TASK REQUIREMENTS:
All of the records listed below should be retyped exactly.

### GIVEN INFORMATION

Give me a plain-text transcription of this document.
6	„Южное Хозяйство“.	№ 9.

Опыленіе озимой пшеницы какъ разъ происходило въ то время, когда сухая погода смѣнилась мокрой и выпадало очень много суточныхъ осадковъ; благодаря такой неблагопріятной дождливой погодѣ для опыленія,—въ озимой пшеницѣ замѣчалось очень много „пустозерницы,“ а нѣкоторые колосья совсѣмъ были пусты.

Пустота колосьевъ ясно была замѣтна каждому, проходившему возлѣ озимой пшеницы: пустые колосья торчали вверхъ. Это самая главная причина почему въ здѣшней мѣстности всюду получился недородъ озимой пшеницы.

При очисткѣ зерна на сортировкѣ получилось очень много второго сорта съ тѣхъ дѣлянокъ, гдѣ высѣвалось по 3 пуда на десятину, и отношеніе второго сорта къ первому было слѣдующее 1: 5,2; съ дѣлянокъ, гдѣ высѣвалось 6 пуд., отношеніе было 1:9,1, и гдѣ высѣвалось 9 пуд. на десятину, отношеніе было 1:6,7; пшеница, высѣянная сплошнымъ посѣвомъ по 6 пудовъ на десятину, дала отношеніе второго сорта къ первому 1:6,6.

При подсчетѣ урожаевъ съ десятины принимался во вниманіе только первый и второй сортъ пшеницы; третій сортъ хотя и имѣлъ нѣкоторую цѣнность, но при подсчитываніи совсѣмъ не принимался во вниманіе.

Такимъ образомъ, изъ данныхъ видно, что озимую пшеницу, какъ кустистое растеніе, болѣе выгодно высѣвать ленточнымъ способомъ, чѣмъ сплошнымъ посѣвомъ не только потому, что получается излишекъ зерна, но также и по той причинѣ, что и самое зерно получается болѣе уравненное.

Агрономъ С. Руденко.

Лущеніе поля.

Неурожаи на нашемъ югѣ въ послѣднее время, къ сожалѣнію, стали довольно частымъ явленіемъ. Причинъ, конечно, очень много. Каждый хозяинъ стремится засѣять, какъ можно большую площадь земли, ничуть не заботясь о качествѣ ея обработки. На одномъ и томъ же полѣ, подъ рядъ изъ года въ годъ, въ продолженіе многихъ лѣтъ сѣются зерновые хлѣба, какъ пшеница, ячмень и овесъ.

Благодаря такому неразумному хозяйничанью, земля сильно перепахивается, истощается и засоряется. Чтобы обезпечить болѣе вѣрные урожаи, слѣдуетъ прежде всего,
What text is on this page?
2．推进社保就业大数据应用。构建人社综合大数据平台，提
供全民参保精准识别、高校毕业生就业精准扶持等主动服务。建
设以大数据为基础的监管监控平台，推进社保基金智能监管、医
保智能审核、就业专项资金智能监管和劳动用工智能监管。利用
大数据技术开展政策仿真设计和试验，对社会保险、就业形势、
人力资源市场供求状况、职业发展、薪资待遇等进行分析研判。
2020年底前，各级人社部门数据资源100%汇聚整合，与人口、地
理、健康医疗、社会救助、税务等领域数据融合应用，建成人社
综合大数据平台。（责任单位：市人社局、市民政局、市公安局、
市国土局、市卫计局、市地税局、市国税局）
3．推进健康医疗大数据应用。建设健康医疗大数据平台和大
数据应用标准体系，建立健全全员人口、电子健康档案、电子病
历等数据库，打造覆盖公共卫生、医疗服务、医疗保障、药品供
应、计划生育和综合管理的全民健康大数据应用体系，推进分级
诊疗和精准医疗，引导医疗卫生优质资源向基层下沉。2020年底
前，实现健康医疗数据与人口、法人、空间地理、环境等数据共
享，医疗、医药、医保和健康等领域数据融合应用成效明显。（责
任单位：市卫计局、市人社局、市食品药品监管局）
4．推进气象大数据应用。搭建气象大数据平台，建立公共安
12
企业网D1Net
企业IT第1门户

######

REPLY TO THE TASK:
Give me a plain-text transcription of this document.
6	„Южное Хозяйство“.	№ 9.

Опыленіе озимой пшеницы какъ разъ происходило въ то время, когда сухая погода смѣнилась мокрой и выпадало очень много суточныхъ осадковъ; благодаря такой неблагопріятной дождливой погодѣ для опыленія,—въ озимой пшеницѣ замѣчалось очень много „пустозерницы,“ а нѣкоторые колосья совсѣмъ были пусты.

Пустота колосьевъ ясно была замѣтна каждому, проходившему возлѣ озимой пшеницы: пустые колосья торчали вверхъ. Это самая главная причина почему въ здѣшней мѣстности всюду получился недородъ озимой пшеницы.

При очисткѣ зерна на сортировкѣ получилось очень много второго сорта съ тѣхъ дѣлянокъ, гдѣ высѣвалось по 3 пуда на десятину, и отношеніе второго сорта къ первому было слѣдующее 1: 5,2; съ дѣлянокъ, гдѣ высѣвалось 6 пуд., отношеніе было 1:9,1, и гдѣ высѣвалось 9 пуд. на десятину, отношеніе было 1:6,7; пшеница, высѣянная сплошнымъ посѣвомъ по 6 пудовъ на десятину, дала отношеніе второго сорта къ первому 1:6,6.

При подсчетѣ урожаевъ съ десятины принимался во вниманіе только первый и второй сортъ пшеницы; третій сортъ хотя и имѣлъ нѣкоторую цѣнность, но при подсчитываніи совсѣмъ не принимался во вниманіе.

Такимъ образомъ, изъ данныхъ видно, что озимую пшеницу, какъ кустистое растеніе, болѣе выгодно высѣвать ленточнымъ способомъ, чѣмъ сплошнымъ посѣвомъ не только потому, что получается излишекъ зерна, но также и по той причинѣ, что и самое зерно получается болѣе уравненное.

Агрономъ С. Руденко.

Лущеніе поля.

Неурожаи на нашемъ югѣ въ послѣднее время, къ сожалѣнію, стали довольно частымъ явленіемъ. Причинъ, конечно, очень много. Каждый хозяинъ стремится засѣять, какъ можно большую площадь земли, ничуть не заботясь о качествѣ ея обработки. На одномъ и томъ же полѣ, подъ рядъ изъ года въ годъ, въ продолженіе многихъ лѣтъ сѣются зерновые хлѣба, какъ пшеница, ячмень и овесъ.

Благодаря такому неразумному хозяйничанью, земля сильно перепахивается, истощается и засоряется. Чтобы обезпечить болѣе вѣрные урожаи, слѣдуетъ прежде всего,
What text is on this page?
2．推进社保就业大数据应用。构建人社综合大数据平台，提
供全民参保精准识别、高校毕业生就业精准扶持等主动服务。建
设以大数据为基础的监管监控平台，推进社保基金智能监管、医
保智能审核、就业专项资金智能监管和劳动用工智能监管。利用
大数据技术开展政策仿真设计和试验，对社会保险、就业形势、
人力资源市场供求状况、职业发展、薪资待遇等进行分析研判。
2020年底前，各级人社部门数据资源100%汇聚整合，与人口、地
理、健康医疗、社会救助、税务等领域数据融合应用，建成人社
综合大数据平台。（责任单位：市人社局、市民政局、市公安局、
市国土局、市卫计局、市地税局、市国税局）
3．推进健康医疗大数据应用。建设健康医疗大数据平台和大
数据应用标准体系，建立健全全员人口、电子健康档案、电子病
历等数据库，打造覆盖公共卫生、医疗服务、医疗保障、药品供
应、计划生育和综合管理的全民健康大数据应用体系，推进分级
诊疗和精准医疗，引导医疗卫生优质资源向基层下沉。2020年底
前，实现健康医疗数据与人口、法人、空间地理、环境等数据共
享，医疗、医药、医保和健康等领域数据融合应用成效明显。（责
任单位：市卫计局、市人社局、市食品药品监管局）
4．推进气象大数据应用。搭建气象大数据平台，建立公共安
12
企业网D1Net
企业IT第1门户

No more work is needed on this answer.